# [Objective]
Copy every line of the items below without any changes.

# [The records]
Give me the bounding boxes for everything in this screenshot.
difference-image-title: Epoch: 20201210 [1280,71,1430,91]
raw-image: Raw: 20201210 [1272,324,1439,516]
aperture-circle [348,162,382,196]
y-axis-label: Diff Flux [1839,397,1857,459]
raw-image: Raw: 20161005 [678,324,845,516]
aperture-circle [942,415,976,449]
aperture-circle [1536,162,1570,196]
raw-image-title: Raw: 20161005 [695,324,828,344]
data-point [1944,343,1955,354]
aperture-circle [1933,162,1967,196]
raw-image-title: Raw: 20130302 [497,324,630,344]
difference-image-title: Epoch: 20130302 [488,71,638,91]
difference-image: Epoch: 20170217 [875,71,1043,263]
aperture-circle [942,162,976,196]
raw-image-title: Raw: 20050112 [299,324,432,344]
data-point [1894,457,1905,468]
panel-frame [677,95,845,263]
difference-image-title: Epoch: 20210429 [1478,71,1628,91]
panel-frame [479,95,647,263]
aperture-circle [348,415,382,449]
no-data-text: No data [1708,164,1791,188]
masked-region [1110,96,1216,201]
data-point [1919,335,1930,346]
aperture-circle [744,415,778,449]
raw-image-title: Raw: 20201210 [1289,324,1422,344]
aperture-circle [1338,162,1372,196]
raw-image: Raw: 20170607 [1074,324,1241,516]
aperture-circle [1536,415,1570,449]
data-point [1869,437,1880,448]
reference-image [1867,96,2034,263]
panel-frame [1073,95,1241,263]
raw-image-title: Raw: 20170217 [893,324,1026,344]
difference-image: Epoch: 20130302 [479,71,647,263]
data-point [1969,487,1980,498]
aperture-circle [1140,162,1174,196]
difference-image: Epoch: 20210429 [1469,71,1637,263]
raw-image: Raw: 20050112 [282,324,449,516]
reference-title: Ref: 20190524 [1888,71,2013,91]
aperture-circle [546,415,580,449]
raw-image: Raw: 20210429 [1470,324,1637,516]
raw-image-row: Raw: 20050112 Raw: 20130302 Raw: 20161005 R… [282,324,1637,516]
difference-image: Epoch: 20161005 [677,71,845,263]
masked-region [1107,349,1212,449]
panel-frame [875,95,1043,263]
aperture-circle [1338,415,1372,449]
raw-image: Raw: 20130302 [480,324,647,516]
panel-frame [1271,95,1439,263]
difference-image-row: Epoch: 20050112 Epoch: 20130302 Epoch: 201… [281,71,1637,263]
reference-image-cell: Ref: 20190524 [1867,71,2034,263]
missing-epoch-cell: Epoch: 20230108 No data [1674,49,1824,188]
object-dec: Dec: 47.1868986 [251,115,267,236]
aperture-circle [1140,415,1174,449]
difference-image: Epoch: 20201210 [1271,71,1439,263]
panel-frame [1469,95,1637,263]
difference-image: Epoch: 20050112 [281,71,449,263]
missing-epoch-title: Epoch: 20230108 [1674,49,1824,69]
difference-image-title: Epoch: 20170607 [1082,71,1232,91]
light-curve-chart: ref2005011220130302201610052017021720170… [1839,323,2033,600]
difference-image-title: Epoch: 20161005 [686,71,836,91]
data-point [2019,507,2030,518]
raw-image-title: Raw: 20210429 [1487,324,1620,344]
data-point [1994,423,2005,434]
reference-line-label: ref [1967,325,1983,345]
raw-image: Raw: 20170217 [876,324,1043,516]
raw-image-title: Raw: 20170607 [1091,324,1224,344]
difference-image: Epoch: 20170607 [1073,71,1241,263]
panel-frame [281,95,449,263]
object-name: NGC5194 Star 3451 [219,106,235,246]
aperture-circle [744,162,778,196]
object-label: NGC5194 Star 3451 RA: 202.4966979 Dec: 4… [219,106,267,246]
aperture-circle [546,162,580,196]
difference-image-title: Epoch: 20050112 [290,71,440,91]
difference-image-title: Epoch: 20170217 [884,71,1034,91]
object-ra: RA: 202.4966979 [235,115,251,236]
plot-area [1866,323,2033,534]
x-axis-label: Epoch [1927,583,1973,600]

# [Final result]
Give me the bounding boxes for everything in this screenshot.
difference-image-title: Epoch: 20201210 [1280,71,1430,91]
raw-image: Raw: 20201210 [1272,324,1439,516]
aperture-circle [348,162,382,196]
y-axis-label: Diff Flux [1839,397,1857,459]
raw-image: Raw: 20161005 [678,324,845,516]
aperture-circle [942,415,976,449]
aperture-circle [1536,162,1570,196]
raw-image-title: Raw: 20161005 [695,324,828,344]
data-point [1944,343,1955,354]
aperture-circle [1933,162,1967,196]
raw-image-title: Raw: 20130302 [497,324,630,344]
difference-image-title: Epoch: 20130302 [488,71,638,91]
difference-image: Epoch: 20170217 [875,71,1043,263]
aperture-circle [942,162,976,196]
raw-image-title: Raw: 20050112 [299,324,432,344]
data-point [1894,457,1905,468]
panel-frame [677,95,845,263]
difference-image-title: Epoch: 20210429 [1478,71,1628,91]
panel-frame [479,95,647,263]
aperture-circle [348,415,382,449]
no-data-text: No data [1708,164,1791,188]
masked-region [1110,96,1216,201]
data-point [1919,335,1930,346]
aperture-circle [744,415,778,449]
raw-image-title: Raw: 20201210 [1289,324,1422,344]
aperture-circle [1338,162,1372,196]
raw-image: Raw: 20170607 [1074,324,1241,516]
aperture-circle [1536,415,1570,449]
data-point [1869,437,1880,448]
reference-image [1867,96,2034,263]
panel-frame [1073,95,1241,263]
raw-image-title: Raw: 20170217 [893,324,1026,344]
difference-image: Epoch: 20130302 [479,71,647,263]
data-point [1969,487,1980,498]
aperture-circle [1140,162,1174,196]
difference-image: Epoch: 20210429 [1469,71,1637,263]
raw-image: Raw: 20050112 [282,324,449,516]
reference-title: Ref: 20190524 [1888,71,2013,91]
aperture-circle [546,415,580,449]
raw-image: Raw: 20210429 [1470,324,1637,516]
raw-image-row: Raw: 20050112 Raw: 20130302 Raw: 20161005 R… [282,324,1637,516]
difference-image: Epoch: 20161005 [677,71,845,263]
masked-region [1107,349,1212,449]
panel-frame [875,95,1043,263]
aperture-circle [1338,415,1372,449]
raw-image: Raw: 20130302 [480,324,647,516]
panel-frame [1271,95,1439,263]
difference-image-row: Epoch: 20050112 Epoch: 20130302 Epoch: 201… [281,71,1637,263]
reference-image-cell: Ref: 20190524 [1867,71,2034,263]
missing-epoch-cell: Epoch: 20230108 No data [1674,49,1824,188]
object-dec: Dec: 47.1868986 [251,115,267,236]
aperture-circle [1140,415,1174,449]
difference-image: Epoch: 20201210 [1271,71,1439,263]
panel-frame [1469,95,1637,263]
difference-image: Epoch: 20050112 [281,71,449,263]
missing-epoch-title: Epoch: 20230108 [1674,49,1824,69]
difference-image-title: Epoch: 20170607 [1082,71,1232,91]
light-curve-chart: ref2005011220130302201610052017021720170… [1839,323,2033,600]
difference-image-title: Epoch: 20161005 [686,71,836,91]
data-point [2019,507,2030,518]
raw-image-title: Raw: 20210429 [1487,324,1620,344]
data-point [1994,423,2005,434]
reference-line-label: ref [1967,325,1983,345]
raw-image: Raw: 20170217 [876,324,1043,516]
raw-image-title: Raw: 20170607 [1091,324,1224,344]
difference-image: Epoch: 20170607 [1073,71,1241,263]
panel-frame [281,95,449,263]
object-name: NGC5194 Star 3451 [219,106,235,246]
aperture-circle [744,162,778,196]
object-label: NGC5194 Star 3451 RA: 202.4966979 Dec: 4… [219,106,267,246]
aperture-circle [546,162,580,196]
difference-image-title: Epoch: 20050112 [290,71,440,91]
difference-image-title: Epoch: 20170217 [884,71,1034,91]
object-ra: RA: 202.4966979 [235,115,251,236]
plot-area [1866,323,2033,534]
x-axis-label: Epoch [1927,583,1973,600]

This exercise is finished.